## WHAT YOU WILL DO
Determine how many lines of the material hold the string "image" and reply with only that number.
☆ ☆ ☆
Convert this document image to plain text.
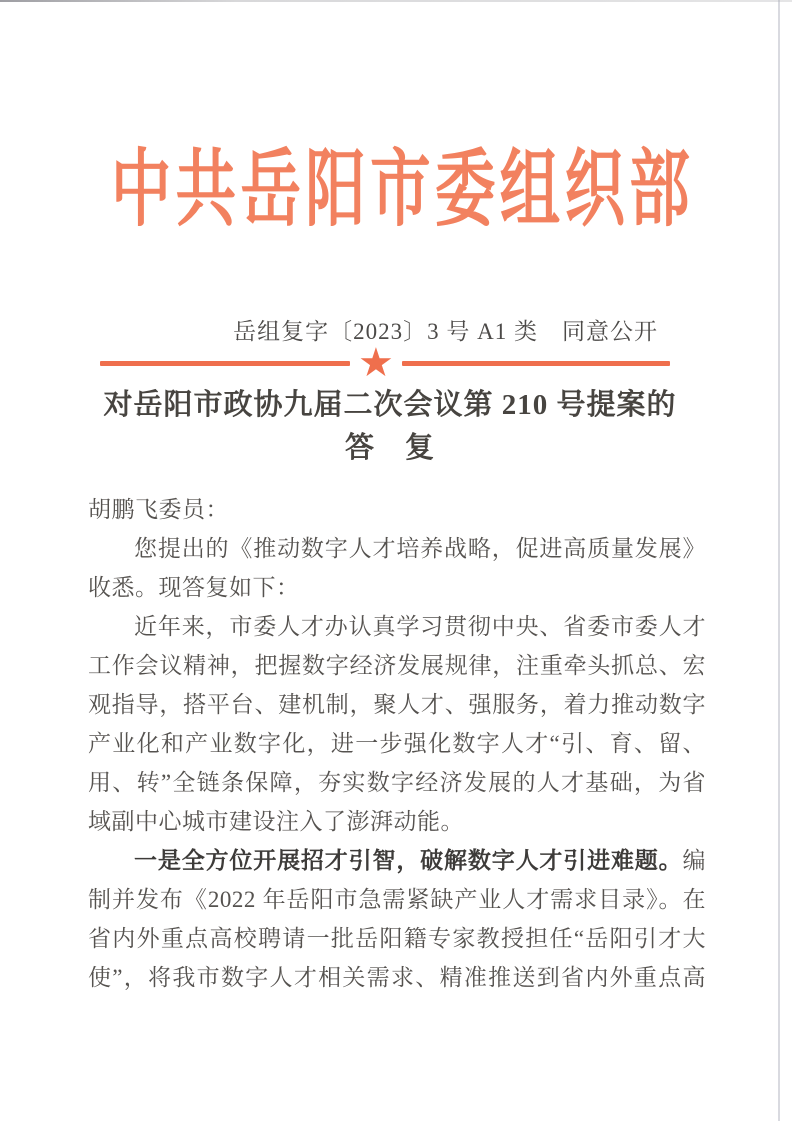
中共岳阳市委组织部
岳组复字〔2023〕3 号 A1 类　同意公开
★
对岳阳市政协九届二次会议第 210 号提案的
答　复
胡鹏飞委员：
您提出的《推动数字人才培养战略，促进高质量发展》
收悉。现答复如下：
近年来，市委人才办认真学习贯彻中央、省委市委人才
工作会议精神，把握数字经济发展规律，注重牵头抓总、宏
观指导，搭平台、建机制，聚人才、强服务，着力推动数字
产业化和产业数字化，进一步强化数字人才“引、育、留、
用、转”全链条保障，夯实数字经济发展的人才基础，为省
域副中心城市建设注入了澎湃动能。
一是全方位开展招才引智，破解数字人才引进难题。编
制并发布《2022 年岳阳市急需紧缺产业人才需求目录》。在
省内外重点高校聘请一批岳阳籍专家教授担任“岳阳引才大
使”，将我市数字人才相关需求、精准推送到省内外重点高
☆ ☆ ☆
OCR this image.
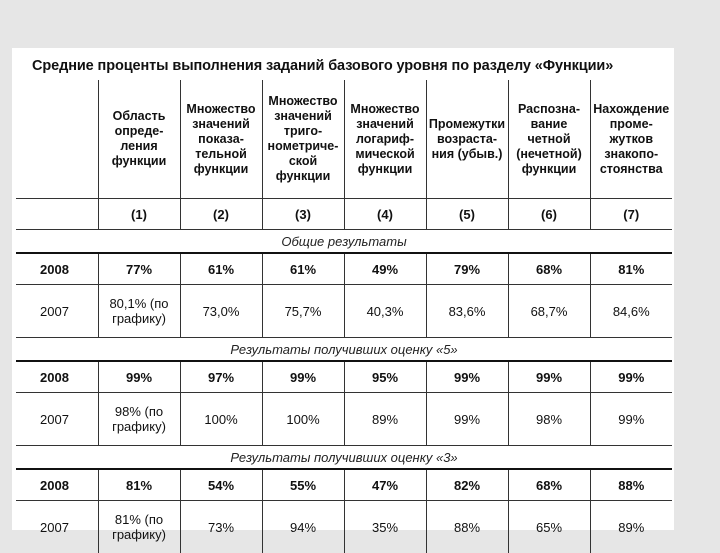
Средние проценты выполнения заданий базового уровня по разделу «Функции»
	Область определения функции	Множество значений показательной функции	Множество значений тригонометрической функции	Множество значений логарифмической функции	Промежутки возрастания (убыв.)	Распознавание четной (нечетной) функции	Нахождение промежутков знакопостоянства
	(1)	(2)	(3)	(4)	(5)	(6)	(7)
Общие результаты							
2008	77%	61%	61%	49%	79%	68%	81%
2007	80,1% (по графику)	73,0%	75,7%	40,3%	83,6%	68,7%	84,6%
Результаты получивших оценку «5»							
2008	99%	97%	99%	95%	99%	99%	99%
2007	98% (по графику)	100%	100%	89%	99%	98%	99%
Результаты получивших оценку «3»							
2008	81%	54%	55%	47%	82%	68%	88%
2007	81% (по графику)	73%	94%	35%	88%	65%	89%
☆ ☆ ☆
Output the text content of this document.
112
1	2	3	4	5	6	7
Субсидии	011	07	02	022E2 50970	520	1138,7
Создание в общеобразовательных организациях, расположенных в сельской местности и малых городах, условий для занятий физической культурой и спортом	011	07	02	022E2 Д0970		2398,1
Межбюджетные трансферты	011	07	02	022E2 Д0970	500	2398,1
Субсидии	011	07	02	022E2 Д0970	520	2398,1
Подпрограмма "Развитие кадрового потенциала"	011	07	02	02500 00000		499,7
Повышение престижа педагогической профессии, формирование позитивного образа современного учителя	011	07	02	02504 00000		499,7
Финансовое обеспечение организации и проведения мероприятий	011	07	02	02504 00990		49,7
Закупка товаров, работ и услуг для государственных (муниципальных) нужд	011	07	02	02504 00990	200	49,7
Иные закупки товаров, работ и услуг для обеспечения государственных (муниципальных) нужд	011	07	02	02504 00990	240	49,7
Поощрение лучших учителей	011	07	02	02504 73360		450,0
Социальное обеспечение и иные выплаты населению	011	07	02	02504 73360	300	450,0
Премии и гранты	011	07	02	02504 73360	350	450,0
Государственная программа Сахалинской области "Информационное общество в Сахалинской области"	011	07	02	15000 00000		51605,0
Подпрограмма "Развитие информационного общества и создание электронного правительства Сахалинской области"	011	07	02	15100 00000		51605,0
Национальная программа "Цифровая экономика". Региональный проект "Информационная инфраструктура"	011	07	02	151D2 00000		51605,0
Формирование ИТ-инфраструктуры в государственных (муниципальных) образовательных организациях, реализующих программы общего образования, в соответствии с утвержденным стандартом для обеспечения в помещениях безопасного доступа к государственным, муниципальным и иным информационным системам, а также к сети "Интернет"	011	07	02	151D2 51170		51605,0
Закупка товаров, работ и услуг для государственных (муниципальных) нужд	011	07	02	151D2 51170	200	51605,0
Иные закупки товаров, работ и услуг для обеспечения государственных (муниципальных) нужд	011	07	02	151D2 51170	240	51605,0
☆ ☆ ☆
## PROBLEM SOLUTION
2